Dataset:
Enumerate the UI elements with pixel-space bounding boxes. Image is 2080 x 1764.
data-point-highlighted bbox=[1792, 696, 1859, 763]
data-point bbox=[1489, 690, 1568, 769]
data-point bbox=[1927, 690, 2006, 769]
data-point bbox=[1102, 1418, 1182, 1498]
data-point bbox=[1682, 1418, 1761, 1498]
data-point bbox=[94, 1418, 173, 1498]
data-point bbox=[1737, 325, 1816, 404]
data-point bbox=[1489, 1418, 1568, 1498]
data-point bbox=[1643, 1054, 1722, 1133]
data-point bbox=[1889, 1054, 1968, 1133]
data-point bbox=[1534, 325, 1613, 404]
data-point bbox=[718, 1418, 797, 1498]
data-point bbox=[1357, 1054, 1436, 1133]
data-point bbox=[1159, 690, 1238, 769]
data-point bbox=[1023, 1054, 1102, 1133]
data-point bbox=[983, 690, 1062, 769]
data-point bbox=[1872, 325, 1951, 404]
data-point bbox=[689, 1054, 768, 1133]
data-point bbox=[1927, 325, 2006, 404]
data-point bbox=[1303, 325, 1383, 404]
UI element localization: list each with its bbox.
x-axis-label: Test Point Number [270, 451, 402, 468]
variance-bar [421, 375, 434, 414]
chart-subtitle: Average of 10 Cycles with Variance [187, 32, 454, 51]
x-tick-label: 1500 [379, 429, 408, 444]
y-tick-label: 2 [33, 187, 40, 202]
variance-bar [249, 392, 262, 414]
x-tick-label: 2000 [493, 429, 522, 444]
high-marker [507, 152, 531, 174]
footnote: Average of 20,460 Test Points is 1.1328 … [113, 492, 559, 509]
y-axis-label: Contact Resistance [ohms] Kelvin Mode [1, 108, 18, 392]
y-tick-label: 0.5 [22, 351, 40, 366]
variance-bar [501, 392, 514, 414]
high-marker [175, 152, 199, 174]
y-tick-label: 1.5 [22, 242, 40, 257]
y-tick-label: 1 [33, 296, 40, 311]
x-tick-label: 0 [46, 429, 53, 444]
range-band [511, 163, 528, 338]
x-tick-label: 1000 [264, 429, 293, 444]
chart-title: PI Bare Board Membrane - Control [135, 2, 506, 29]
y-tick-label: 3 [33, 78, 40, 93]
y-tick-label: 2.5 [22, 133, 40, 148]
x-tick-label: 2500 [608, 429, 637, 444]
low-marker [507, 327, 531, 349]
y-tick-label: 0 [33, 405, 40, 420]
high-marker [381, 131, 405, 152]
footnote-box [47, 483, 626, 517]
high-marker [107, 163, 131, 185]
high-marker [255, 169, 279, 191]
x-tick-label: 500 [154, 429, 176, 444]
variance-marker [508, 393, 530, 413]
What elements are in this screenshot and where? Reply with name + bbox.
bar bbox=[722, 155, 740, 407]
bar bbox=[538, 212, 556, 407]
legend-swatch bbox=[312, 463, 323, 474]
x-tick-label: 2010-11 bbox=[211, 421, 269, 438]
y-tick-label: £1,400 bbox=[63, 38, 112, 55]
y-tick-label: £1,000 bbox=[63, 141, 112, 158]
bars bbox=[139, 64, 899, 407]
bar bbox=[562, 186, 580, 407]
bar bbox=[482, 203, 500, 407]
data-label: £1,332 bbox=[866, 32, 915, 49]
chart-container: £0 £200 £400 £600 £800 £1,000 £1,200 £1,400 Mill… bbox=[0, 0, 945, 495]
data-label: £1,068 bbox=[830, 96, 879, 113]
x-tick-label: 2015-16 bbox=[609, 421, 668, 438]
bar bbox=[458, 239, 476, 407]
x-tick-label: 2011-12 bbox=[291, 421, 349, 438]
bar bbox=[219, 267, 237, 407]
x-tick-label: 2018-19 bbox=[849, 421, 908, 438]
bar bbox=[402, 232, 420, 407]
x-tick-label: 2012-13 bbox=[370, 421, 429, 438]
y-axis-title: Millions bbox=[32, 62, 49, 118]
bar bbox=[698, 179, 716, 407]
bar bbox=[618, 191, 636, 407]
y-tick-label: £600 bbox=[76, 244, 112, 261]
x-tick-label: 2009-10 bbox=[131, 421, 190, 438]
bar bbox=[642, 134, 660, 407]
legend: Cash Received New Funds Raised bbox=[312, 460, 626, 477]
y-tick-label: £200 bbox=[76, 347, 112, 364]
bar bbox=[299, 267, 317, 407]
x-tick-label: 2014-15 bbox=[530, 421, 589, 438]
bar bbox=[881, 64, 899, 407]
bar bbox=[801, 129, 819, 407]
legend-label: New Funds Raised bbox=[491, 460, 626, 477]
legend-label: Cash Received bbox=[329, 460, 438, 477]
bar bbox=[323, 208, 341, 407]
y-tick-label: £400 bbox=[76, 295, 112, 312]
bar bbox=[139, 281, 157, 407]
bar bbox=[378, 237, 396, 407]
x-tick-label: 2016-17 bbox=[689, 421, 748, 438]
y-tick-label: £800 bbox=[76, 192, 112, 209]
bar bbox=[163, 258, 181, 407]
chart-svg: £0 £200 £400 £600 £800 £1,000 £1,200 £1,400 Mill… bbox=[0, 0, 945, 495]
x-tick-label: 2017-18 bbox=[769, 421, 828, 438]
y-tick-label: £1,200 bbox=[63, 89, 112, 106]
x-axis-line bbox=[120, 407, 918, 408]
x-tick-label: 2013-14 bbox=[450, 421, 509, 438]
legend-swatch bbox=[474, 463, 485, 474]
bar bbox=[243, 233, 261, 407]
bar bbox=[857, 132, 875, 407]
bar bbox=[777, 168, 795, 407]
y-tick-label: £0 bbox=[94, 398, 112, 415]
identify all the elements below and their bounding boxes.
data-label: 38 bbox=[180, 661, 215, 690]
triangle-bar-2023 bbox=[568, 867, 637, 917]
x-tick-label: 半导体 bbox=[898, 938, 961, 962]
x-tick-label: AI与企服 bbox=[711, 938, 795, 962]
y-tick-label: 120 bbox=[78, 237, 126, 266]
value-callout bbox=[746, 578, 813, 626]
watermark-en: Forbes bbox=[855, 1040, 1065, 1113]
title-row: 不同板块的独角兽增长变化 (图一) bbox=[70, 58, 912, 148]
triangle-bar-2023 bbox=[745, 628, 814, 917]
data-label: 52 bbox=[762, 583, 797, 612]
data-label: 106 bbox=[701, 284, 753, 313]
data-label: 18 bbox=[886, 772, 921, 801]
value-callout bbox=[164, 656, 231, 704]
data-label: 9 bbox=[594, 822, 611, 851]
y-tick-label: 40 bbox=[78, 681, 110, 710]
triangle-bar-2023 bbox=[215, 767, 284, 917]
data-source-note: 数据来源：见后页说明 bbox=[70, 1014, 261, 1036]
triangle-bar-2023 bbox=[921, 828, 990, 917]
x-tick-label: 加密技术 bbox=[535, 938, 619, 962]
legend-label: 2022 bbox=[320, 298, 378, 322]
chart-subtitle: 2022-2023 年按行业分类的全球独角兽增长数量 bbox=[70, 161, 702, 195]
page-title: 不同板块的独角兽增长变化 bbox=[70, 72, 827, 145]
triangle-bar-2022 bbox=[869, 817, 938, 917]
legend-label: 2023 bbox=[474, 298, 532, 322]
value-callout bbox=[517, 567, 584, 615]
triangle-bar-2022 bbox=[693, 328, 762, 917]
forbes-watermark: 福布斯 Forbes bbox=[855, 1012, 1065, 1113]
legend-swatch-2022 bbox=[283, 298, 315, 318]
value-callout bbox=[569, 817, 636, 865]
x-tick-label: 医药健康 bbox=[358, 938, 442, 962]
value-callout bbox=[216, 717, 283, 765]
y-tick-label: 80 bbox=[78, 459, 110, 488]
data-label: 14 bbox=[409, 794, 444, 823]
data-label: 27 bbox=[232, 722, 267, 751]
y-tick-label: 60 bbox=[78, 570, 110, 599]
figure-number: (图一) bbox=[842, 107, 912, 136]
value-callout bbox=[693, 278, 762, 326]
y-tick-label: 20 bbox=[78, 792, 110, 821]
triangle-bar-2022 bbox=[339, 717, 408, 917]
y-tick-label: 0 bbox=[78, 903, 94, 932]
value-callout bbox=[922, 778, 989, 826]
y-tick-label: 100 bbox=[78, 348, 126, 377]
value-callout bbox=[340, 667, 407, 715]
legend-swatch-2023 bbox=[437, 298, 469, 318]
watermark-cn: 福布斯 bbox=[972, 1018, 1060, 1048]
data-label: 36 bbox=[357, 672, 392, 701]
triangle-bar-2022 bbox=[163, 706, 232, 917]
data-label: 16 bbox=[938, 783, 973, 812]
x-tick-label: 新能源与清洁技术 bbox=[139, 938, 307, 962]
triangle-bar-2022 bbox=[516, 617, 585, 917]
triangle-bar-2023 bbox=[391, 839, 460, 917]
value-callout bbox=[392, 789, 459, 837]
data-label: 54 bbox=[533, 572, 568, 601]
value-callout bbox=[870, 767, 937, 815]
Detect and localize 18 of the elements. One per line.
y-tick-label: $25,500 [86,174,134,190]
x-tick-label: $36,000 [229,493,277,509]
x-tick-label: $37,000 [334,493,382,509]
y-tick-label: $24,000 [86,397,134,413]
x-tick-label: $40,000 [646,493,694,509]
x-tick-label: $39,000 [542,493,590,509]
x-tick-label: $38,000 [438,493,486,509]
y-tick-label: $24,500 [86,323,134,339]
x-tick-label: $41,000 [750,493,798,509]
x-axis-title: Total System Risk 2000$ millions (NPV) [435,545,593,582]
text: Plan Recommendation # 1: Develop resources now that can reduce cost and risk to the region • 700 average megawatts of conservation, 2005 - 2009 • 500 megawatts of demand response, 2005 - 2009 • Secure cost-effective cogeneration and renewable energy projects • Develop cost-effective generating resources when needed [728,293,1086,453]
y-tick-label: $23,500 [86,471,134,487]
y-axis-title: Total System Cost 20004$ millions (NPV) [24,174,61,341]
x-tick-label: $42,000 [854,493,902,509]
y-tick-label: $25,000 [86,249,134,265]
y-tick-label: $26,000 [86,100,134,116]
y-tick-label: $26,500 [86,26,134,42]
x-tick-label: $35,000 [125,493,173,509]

Written problem: Please copy out the rows above word for word, from the very first line down to and including the line with "data-point bbox=[1682, 1418, 1761, 1498]".

Expected answer:
Enumerate the UI elements with pixel-space bounding boxes. Image is 2080 x 1764.
data-point-highlighted bbox=[1792, 696, 1859, 763]
data-point bbox=[1489, 690, 1568, 769]
data-point bbox=[1927, 690, 2006, 769]
data-point bbox=[1102, 1418, 1182, 1498]
data-point bbox=[1682, 1418, 1761, 1498]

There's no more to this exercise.